- Brief
Return all lines below containing the word "legend".

- Input for this task

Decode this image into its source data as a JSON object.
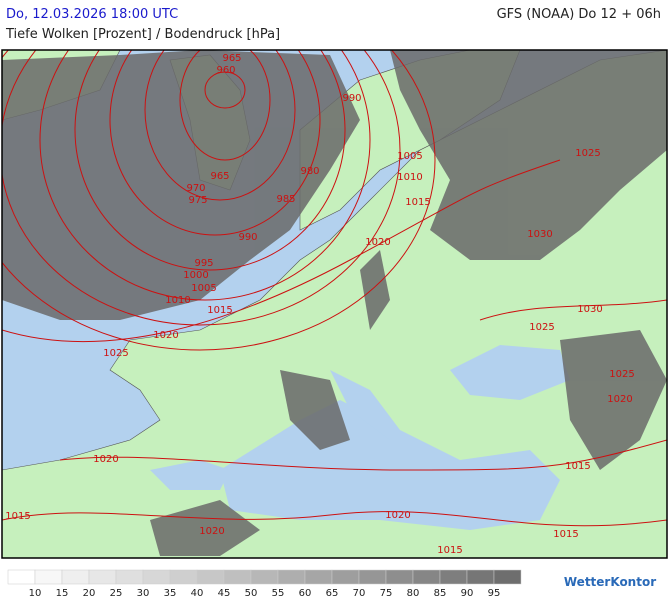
{
  "header": {
    "datetime": "Do, 12.03.2026 18:00 UTC",
    "model": "GFS (NOAA) Do 12 + 06h",
    "subtitle": "Tiefe Wolken [Prozent] / Bodendruck [hPa]"
  },
  "isobar_labels": [
    "965",
    "960",
    "990",
    "1005",
    "1025",
    "965",
    "980",
    "970",
    "975",
    "985",
    "1010",
    "1015",
    "990",
    "1030",
    "1020",
    "995",
    "1000",
    "1005",
    "1010",
    "1015",
    "1030",
    "1020",
    "1025",
    "1025",
    "1025",
    "1020",
    "1020",
    "1015",
    "1015",
    "1020",
    "1020",
    "1015",
    "1015"
  ],
  "legend": {
    "labels": [
      "10",
      "15",
      "20",
      "25",
      "30",
      "35",
      "40",
      "45",
      "50",
      "55",
      "60",
      "65",
      "70",
      "75",
      "80",
      "85",
      "90",
      "95"
    ]
  },
  "logo": "WetterKontor"
}
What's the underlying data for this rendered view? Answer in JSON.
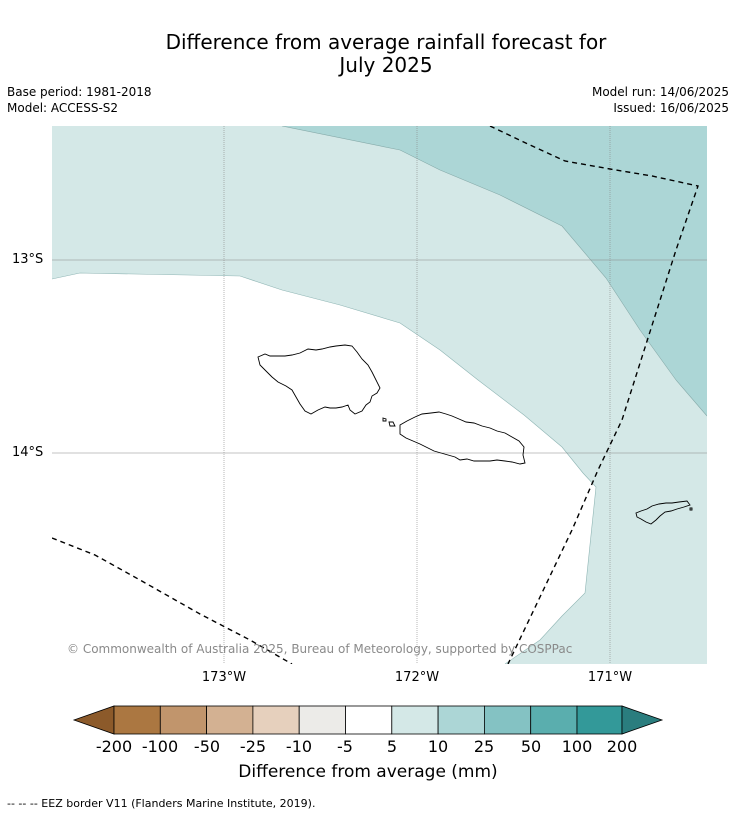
{
  "title": {
    "line1": "Difference from average rainfall forecast for",
    "line2": "July 2025"
  },
  "meta": {
    "base_period": "Base period: 1981-2018",
    "model": "Model: ACCESS-S2",
    "model_run": "Model run: 14/06/2025",
    "issued": "Issued: 16/06/2025"
  },
  "map": {
    "lat_labels": [
      "13°S",
      "14°S"
    ],
    "lon_labels": [
      "173°W",
      "172°W",
      "171°W"
    ],
    "copyright": "© Commonwealth of Australia 2025, Bureau of Meteorology, supported by COSPPac",
    "categories_shown": [
      "5 to 10 mm",
      "10 to 25 mm"
    ]
  },
  "colorbar": {
    "title": "Difference from average (mm)",
    "ticks": [
      "-200",
      "-100",
      "-50",
      "-25",
      "-10",
      "-5",
      "5",
      "10",
      "25",
      "50",
      "100",
      "200"
    ],
    "colors": [
      "#8c5a2a",
      "#ab7741",
      "#c1956c",
      "#d3b192",
      "#e6d0bd",
      "#ecebe8",
      "#ffffff",
      "#d4e8e7",
      "#acd6d6",
      "#84c2c3",
      "#5aaeae",
      "#339999",
      "#2a7d7e"
    ]
  },
  "footer": {
    "legend": "--  --  -- EEZ border V11 (Flanders Marine Institute, 2019)."
  }
}
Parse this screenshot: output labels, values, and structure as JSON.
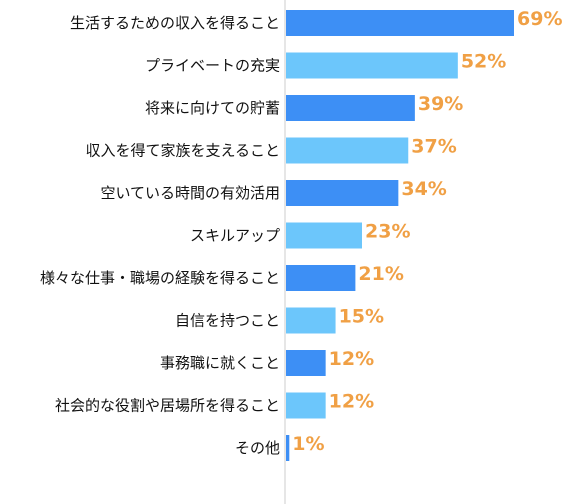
{
  "chart_data": {
    "type": "bar",
    "orientation": "horizontal",
    "categories": [
      "生活するための収入を得ること",
      "プライベートの充実",
      "将来に向けての貯蓄",
      "収入を得て家族を支えること",
      "空いている時間の有効活用",
      "スキルアップ",
      "様々な仕事・職場の経験を得ること",
      "自信を持つこと",
      "事務職に就くこと",
      "社会的な役割や居場所を得ること",
      "その他"
    ],
    "values": [
      69,
      52,
      39,
      37,
      34,
      23,
      21,
      15,
      12,
      12,
      1
    ],
    "value_labels": [
      "69%",
      "52%",
      "39%",
      "37%",
      "34%",
      "23%",
      "21%",
      "15%",
      "12%",
      "12%",
      "1%"
    ],
    "xlim": [
      0,
      69
    ],
    "grid": false,
    "legend": "none",
    "colors": {
      "bar_dark": "#3d8ff5",
      "bar_light": "#6cc6fb",
      "value_label": "#f0a045",
      "axis": "#cccccc"
    }
  }
}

- Response
  "legend": {
    "legend": "--  --  -- EEZ border V11 (Flanders Marine Institute, 2019)."
    "legend": "none",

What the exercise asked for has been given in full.